• [Problem details]: Reproduce all of the records exactly.

* begin The records *

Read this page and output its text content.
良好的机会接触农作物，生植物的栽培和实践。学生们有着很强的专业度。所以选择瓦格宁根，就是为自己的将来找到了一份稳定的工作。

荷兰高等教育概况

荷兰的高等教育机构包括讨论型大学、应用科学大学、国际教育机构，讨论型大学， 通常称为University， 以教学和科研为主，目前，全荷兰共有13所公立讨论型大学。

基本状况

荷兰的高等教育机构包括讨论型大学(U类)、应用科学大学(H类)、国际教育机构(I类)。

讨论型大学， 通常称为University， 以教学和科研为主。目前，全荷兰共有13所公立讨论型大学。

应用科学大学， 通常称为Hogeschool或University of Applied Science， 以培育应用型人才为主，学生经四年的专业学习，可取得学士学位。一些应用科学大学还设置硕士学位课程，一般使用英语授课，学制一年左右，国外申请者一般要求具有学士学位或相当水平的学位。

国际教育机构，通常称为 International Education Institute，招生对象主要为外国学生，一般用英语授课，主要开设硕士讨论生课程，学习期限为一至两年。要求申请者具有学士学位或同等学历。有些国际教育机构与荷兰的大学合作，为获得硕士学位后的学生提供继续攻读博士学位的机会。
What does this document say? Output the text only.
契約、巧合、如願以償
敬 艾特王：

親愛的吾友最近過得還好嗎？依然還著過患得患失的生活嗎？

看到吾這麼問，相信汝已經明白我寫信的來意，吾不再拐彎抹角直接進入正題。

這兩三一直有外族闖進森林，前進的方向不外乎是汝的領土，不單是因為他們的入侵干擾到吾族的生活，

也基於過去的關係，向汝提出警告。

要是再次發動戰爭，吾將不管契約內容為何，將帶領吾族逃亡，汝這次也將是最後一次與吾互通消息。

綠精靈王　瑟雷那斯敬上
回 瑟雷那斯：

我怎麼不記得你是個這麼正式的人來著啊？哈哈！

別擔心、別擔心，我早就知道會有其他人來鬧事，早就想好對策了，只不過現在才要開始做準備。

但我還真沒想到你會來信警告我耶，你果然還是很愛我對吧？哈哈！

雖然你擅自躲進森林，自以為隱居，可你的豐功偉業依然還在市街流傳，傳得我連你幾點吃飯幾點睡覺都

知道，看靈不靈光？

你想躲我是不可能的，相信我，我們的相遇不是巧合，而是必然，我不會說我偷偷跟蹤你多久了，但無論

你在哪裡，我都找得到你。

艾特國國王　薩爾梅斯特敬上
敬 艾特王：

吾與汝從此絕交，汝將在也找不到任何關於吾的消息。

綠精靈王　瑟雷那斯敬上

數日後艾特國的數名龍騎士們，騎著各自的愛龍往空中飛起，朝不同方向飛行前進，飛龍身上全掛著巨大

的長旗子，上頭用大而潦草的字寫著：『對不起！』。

* end The records *

• [Response to the exercise]:
Read this page and output its text content.
良好的机会接触农作物，生植物的栽培和实践。学生们有着很强的专业度。所以选择瓦格宁根，就是为自己的将来找到了一份稳定的工作。

荷兰高等教育概况

荷兰的高等教育机构包括讨论型大学、应用科学大学、国际教育机构，讨论型大学， 通常称为University， 以教学和科研为主，目前，全荷兰共有13所公立讨论型大学。

基本状况

荷兰的高等教育机构包括讨论型大学(U类)、应用科学大学(H类)、国际教育机构(I类)。

讨论型大学， 通常称为University， 以教学和科研为主。目前，全荷兰共有13所公立讨论型大学。

应用科学大学， 通常称为Hogeschool或University of Applied Science， 以培育应用型人才为主，学生经四年的专业学习，可取得学士学位。一些应用科学大学还设置硕士学位课程，一般使用英语授课，学制一年左右，国外申请者一般要求具有学士学位或相当水平的学位。

国际教育机构，通常称为 International Education Institute，招生对象主要为外国学生，一般用英语授课，主要开设硕士讨论生课程，学习期限为一至两年。要求申请者具有学士学位或同等学历。有些国际教育机构与荷兰的大学合作，为获得硕士学位后的学生提供继续攻读博士学位的机会。
What does this document say? Output the text only.
契約、巧合、如願以償
敬 艾特王：

親愛的吾友最近過得還好嗎？依然還著過患得患失的生活嗎？

看到吾這麼問，相信汝已經明白我寫信的來意，吾不再拐彎抹角直接進入正題。

這兩三一直有外族闖進森林，前進的方向不外乎是汝的領土，不單是因為他們的入侵干擾到吾族的生活，

也基於過去的關係，向汝提出警告。

要是再次發動戰爭，吾將不管契約內容為何，將帶領吾族逃亡，汝這次也將是最後一次與吾互通消息。

綠精靈王　瑟雷那斯敬上
回 瑟雷那斯：

我怎麼不記得你是個這麼正式的人來著啊？哈哈！

別擔心、別擔心，我早就知道會有其他人來鬧事，早就想好對策了，只不過現在才要開始做準備。

但我還真沒想到你會來信警告我耶，你果然還是很愛我對吧？哈哈！

雖然你擅自躲進森林，自以為隱居，可你的豐功偉業依然還在市街流傳，傳得我連你幾點吃飯幾點睡覺都

知道，看靈不靈光？

你想躲我是不可能的，相信我，我們的相遇不是巧合，而是必然，我不會說我偷偷跟蹤你多久了，但無論

你在哪裡，我都找得到你。

艾特國國王　薩爾梅斯特敬上
敬 艾特王：

吾與汝從此絕交，汝將在也找不到任何關於吾的消息。

綠精靈王　瑟雷那斯敬上

數日後艾特國的數名龍騎士們，騎著各自的愛龍往空中飛起，朝不同方向飛行前進，飛龍身上全掛著巨大

的長旗子，上頭用大而潦草的字寫著：『對不起！』。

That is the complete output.